▶ _Provided text_

Hardware resource requirements for an individual spiking neuron.

IZH neuron circuit.

The testing result of the hardware spiking neuron module. The clock signal, current I, and reset signal are the input of the module; the emitting spikes and neuron membrane are the output.
3.3. Learning Module and Synapse Module
For STDP learning, we do a linear transformation (expand 256 times) similar to the neuron model. To save resource, we use a look-up table (LUT) to achieve the function of the exponent calculation formula. The address values in this STDP-LUT are from 0 to 50 (since when Δt > 50 ms, the synaptic modification in (4) is too small). The output values in this STDP-LUT are the values calculated by (4) expanded 256 times.

▶ _Record set_

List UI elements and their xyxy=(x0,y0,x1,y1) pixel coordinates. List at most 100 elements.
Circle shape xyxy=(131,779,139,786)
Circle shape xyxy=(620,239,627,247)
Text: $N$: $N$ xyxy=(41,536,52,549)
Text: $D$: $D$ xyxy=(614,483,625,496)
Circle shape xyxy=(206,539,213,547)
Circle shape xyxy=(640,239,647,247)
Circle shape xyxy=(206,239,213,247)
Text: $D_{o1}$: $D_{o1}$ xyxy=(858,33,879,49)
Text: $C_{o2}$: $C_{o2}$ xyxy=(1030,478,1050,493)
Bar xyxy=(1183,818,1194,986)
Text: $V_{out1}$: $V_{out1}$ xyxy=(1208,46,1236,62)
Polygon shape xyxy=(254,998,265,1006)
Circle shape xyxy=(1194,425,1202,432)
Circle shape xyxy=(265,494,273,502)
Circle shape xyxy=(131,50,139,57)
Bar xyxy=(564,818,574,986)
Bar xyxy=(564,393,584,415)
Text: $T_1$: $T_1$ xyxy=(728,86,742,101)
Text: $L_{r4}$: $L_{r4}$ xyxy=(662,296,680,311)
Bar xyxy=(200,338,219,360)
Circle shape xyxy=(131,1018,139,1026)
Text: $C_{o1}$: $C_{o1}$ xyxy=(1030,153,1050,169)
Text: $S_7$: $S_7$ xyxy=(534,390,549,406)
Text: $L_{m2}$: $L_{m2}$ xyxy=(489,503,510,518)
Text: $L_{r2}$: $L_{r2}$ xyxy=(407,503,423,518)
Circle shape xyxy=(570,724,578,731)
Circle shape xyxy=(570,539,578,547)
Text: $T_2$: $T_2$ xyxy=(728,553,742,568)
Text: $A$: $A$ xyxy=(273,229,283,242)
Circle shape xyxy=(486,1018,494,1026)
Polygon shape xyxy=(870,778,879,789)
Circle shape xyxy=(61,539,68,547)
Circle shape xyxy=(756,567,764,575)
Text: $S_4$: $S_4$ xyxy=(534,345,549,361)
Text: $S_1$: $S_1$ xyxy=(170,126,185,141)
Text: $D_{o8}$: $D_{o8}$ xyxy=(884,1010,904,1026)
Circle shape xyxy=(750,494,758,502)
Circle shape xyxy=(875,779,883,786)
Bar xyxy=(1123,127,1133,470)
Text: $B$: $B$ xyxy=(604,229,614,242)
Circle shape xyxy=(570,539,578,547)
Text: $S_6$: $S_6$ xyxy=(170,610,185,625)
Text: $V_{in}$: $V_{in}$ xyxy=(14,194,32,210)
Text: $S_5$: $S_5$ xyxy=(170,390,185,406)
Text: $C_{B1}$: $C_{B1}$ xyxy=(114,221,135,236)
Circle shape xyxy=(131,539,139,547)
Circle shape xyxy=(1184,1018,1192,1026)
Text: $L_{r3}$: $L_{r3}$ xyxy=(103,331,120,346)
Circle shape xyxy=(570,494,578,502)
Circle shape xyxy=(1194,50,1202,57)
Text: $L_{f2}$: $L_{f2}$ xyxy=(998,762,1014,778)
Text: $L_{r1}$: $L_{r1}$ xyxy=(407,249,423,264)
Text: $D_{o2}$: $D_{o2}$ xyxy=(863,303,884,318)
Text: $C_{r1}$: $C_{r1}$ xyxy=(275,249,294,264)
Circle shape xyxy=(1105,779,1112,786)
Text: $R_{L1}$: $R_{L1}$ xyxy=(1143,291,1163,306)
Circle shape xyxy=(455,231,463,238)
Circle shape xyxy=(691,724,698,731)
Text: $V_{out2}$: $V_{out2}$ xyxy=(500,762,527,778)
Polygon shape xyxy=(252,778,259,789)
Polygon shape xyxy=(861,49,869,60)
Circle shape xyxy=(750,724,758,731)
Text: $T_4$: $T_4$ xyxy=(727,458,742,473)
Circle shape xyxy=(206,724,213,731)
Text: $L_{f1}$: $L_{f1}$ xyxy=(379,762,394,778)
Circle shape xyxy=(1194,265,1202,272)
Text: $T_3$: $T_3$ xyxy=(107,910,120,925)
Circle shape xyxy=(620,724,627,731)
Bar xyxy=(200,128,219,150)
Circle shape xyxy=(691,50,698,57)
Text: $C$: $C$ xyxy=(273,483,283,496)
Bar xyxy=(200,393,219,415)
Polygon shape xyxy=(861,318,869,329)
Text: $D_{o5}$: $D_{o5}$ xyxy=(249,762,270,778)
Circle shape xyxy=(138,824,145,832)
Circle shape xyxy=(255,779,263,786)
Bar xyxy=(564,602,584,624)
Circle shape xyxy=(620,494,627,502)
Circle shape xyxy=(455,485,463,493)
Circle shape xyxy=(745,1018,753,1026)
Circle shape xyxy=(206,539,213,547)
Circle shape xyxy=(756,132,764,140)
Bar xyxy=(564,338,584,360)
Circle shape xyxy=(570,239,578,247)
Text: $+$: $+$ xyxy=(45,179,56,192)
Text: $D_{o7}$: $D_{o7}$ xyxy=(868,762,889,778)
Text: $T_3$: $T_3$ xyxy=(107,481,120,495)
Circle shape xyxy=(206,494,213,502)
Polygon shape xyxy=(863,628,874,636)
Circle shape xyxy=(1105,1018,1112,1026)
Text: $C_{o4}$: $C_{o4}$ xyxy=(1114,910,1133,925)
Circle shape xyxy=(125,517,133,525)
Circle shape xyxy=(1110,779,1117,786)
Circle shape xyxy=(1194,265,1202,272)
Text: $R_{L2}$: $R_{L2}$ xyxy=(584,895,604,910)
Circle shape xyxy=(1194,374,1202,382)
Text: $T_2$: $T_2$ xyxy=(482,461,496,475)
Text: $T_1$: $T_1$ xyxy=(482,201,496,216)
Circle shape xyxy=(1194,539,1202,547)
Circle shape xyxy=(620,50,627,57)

▶ _Required work_
- 1) In the spiking neuron excerpt above, update the part that opens with the words containing "Hardware resource requirements" and closes with "expanded 256 times.", replacing "STDP-LUT" with "STDP lookup table".
- 2) List every input of the hardware spiking neuron module named in the spiking neuron excerpt above.
- 3) Rewrite the paragraph of the spiking neuron excerpt above that begins "For STDP learning, we do a linear transformation" as a bulleted list that keeps its main facts.

▶ _Solutions for each task_
- 1)
Hardware resource requirements for an individual spiking neuron.

IZH neuron circuit.

The testing result of the hardware spiking neuron module. The clock signal, current I, and reset signal are the input of the module; the emitting spikes and neuron membrane are the output.
3.3. Learning Module and Synapse Module
For STDP learning, we do a linear transformation (expand 256 times) similar to the neuron model. To save resource, we use a look-up table (LUT) to achieve the function of the exponent calculation formula. The address values in this STDP lookup table are from 0 to 50 (since when Δt > 50 ms, the synaptic modification in (4) is too small). The output values in this STDP lookup table are the values calculated by (4) expanded 256 times.

- 2)
- The clock signal
- Current I
- The reset signal

- 3)
- STDP learning uses a linear transformation that expands values 256 times, similar to the neuron model.
- To save resources, a look-up table (LUT) implements the exponent calculation formula.
- The STDP-LUT addresses run from 0 to 50, because when Δt > 50 ms the synaptic modification in (4) is too small.
- The STDP-LUT outputs are the values calculated by (4), expanded 256 times.